(Dataset entries)
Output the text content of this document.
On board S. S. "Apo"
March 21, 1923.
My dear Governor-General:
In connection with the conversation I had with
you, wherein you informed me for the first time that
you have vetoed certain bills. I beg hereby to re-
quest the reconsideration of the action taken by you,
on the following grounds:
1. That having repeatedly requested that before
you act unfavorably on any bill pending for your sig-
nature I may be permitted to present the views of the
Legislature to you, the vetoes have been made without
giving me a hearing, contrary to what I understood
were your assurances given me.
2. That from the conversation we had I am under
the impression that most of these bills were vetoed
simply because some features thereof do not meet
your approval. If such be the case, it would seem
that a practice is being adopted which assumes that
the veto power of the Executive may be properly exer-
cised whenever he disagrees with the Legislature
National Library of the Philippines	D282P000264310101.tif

**DIRECTIONS**
Each line in the entries above that includes the string "conversation" should be extracted.

**ANSWER TO THE EXERCISE**
In connection with the conversation I had with
2. That from the conversation we had I am under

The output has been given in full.